- **STATED EXERCISE**:
Read the lines below. Copy out any that hold the string "डकरनगर".

- **Data records**:
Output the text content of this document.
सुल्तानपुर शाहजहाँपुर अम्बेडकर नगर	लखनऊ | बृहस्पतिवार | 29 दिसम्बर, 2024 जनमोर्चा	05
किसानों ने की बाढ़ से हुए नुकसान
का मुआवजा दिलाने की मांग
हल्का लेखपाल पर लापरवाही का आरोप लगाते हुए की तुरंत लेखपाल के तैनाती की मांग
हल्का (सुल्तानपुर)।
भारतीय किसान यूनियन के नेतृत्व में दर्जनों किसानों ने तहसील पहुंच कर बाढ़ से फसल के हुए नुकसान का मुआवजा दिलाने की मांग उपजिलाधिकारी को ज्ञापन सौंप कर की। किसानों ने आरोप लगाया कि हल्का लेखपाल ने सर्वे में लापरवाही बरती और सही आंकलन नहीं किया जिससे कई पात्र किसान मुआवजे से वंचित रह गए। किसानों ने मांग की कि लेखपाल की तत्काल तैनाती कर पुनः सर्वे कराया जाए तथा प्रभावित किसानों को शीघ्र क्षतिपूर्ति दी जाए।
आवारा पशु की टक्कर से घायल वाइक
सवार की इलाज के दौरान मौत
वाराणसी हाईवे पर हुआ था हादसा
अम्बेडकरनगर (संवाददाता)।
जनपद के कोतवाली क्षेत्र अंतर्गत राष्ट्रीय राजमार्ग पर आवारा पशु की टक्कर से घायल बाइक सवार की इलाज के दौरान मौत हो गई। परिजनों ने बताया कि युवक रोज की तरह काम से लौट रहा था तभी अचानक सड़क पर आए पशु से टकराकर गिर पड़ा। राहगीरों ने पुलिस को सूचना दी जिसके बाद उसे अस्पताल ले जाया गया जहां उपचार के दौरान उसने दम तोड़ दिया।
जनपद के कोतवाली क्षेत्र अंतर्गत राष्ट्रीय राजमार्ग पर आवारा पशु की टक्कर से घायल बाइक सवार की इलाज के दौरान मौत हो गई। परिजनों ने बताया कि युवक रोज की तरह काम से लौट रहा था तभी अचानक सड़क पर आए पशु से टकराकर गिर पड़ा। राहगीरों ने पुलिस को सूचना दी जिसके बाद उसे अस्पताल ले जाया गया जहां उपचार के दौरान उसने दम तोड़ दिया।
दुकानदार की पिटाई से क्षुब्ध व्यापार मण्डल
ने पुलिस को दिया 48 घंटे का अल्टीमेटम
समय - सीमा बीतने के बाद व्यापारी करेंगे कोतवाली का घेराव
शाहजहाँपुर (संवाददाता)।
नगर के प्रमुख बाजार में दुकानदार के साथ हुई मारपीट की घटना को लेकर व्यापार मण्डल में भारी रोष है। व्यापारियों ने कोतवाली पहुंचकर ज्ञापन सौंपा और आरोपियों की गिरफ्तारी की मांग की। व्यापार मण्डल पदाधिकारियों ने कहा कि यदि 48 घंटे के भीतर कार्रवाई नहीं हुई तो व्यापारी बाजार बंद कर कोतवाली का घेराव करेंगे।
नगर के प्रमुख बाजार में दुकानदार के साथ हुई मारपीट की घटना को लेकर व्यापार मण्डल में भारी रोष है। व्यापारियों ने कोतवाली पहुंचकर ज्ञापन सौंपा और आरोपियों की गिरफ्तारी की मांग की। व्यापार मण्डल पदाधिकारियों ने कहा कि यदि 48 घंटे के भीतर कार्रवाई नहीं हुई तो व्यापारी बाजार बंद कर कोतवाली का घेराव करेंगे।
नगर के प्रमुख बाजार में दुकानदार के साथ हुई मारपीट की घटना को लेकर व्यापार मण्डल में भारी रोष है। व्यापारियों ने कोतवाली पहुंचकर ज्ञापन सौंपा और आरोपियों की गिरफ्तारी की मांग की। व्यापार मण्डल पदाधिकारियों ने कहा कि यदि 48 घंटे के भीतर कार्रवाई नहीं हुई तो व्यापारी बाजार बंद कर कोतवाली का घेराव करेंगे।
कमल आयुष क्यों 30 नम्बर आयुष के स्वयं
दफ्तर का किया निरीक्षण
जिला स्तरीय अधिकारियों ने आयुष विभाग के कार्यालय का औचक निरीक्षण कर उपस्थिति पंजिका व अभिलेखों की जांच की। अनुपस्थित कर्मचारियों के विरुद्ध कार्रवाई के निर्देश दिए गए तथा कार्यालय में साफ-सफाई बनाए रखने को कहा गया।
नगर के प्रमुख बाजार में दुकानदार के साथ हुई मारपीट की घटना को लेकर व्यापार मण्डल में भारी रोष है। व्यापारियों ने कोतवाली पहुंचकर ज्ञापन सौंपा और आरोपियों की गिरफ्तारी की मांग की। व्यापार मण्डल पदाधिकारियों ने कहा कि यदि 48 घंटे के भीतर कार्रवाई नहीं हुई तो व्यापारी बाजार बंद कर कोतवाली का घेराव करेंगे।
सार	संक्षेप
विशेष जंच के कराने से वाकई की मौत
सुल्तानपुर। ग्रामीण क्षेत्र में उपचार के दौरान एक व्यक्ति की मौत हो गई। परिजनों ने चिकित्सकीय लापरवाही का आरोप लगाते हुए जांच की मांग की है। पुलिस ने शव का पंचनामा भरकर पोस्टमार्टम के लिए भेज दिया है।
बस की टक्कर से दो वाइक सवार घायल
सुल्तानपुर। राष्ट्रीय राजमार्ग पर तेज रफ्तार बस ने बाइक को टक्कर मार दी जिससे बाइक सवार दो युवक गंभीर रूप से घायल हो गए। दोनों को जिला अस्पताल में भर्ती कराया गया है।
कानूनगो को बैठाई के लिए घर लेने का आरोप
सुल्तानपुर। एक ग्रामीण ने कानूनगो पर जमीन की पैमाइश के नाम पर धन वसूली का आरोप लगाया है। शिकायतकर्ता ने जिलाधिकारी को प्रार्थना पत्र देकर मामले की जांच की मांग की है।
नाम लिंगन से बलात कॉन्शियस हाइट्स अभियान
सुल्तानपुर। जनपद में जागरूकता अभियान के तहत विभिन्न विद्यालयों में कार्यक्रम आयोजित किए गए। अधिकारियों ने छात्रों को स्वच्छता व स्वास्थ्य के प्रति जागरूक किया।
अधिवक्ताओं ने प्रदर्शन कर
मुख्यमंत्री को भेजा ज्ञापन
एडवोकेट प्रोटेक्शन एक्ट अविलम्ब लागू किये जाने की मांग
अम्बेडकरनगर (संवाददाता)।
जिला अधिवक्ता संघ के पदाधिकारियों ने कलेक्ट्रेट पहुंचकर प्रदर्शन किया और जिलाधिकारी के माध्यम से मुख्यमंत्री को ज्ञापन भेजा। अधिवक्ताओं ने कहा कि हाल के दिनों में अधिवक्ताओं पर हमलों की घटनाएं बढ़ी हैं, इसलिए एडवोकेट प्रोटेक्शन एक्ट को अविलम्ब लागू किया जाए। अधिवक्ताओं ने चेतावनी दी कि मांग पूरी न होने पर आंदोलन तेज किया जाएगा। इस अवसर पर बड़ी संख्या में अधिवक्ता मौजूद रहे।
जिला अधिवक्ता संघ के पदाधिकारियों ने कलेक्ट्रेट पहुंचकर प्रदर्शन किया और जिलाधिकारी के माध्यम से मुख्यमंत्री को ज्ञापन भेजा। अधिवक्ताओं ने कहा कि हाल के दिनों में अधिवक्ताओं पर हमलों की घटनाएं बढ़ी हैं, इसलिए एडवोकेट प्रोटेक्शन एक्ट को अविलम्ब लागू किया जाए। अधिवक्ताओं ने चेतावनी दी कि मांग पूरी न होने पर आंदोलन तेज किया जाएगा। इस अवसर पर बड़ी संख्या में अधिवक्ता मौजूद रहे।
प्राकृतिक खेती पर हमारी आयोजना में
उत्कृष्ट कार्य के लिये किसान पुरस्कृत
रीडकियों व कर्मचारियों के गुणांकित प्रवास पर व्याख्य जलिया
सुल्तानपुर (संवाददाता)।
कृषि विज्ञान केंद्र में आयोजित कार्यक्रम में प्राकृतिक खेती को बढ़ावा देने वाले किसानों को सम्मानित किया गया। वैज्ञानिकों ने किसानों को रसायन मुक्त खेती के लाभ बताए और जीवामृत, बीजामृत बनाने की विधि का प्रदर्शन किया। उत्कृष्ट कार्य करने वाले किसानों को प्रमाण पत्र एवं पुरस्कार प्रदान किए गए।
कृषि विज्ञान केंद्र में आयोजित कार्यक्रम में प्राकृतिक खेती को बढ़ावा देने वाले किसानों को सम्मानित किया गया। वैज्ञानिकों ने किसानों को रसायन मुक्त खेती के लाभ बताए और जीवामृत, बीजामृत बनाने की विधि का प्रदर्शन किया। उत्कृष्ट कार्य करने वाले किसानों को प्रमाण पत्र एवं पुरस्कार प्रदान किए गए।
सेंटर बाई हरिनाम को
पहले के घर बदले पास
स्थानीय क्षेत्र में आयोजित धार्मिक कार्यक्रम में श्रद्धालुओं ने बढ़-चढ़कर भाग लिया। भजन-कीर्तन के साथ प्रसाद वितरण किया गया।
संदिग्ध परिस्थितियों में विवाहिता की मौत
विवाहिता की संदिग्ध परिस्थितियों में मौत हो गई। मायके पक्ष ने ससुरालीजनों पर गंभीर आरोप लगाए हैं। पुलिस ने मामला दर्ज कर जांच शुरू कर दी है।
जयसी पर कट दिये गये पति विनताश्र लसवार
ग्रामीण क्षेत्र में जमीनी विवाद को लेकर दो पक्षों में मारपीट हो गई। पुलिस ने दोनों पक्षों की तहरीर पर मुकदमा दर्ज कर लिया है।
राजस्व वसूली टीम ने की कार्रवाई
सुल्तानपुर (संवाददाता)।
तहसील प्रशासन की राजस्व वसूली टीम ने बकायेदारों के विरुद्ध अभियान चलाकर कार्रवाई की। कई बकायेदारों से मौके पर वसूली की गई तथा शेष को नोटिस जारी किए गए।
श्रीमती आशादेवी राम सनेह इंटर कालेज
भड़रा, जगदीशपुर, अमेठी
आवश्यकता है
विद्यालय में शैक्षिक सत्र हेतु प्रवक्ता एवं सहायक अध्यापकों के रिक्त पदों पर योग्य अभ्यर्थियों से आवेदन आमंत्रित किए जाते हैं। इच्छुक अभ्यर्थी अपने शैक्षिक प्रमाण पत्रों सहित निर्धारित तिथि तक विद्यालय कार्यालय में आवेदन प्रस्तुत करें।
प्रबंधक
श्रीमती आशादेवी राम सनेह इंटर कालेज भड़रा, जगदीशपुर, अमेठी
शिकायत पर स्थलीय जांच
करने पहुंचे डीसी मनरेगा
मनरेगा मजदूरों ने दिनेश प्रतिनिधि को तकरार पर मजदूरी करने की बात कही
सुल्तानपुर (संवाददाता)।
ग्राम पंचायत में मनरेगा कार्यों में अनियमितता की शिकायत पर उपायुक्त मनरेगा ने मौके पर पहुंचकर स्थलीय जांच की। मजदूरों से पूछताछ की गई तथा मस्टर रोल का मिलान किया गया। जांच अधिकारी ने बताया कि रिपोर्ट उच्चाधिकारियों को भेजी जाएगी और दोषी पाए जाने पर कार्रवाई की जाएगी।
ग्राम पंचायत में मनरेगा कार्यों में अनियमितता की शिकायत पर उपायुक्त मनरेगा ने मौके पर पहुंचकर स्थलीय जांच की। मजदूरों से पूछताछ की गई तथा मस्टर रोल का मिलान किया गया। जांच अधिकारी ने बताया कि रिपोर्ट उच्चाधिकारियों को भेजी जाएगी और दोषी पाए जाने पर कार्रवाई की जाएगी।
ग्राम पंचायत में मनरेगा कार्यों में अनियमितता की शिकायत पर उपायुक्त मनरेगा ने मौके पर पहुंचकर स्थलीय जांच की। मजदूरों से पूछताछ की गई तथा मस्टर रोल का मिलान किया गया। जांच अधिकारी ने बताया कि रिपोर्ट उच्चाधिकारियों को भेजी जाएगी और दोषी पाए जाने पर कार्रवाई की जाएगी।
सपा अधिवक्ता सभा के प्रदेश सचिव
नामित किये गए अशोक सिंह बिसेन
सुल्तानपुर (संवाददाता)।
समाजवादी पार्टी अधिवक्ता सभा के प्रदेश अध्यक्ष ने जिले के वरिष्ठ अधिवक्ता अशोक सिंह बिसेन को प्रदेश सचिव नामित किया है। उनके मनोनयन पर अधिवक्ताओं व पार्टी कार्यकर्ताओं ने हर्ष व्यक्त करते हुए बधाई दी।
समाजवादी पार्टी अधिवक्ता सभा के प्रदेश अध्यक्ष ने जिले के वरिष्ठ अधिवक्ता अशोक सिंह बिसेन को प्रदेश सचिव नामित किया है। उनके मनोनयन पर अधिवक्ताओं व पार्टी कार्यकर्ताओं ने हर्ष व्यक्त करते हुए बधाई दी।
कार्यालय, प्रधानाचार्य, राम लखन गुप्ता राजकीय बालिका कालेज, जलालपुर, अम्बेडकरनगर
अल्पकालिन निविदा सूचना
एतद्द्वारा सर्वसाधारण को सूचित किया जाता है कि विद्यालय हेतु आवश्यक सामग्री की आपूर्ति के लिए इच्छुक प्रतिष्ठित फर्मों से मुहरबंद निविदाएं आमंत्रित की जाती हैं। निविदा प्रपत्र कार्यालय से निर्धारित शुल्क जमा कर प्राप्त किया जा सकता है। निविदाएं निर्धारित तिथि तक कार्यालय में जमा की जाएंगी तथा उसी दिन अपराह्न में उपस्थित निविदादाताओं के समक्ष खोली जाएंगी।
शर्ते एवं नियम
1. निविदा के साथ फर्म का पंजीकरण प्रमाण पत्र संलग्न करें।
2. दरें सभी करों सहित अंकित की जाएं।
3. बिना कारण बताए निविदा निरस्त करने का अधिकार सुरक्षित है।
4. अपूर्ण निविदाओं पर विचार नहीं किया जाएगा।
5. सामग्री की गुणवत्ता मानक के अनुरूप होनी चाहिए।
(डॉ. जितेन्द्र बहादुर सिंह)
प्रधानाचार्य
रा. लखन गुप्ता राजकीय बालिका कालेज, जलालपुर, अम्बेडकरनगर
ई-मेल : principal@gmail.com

- **EXERCISE ANSWER**:
अम्बेडकरनगर (संवाददाता)।
अम्बेडकरनगर (संवाददाता)।
कार्यालय, प्रधानाचार्य, राम लखन गुप्ता राजकीय बालिका कालेज, जलालपुर, अम्बेडकरनगर
रा. लखन गुप्ता राजकीय बालिका कालेज, जलालपुर, अम्बेडकरनगर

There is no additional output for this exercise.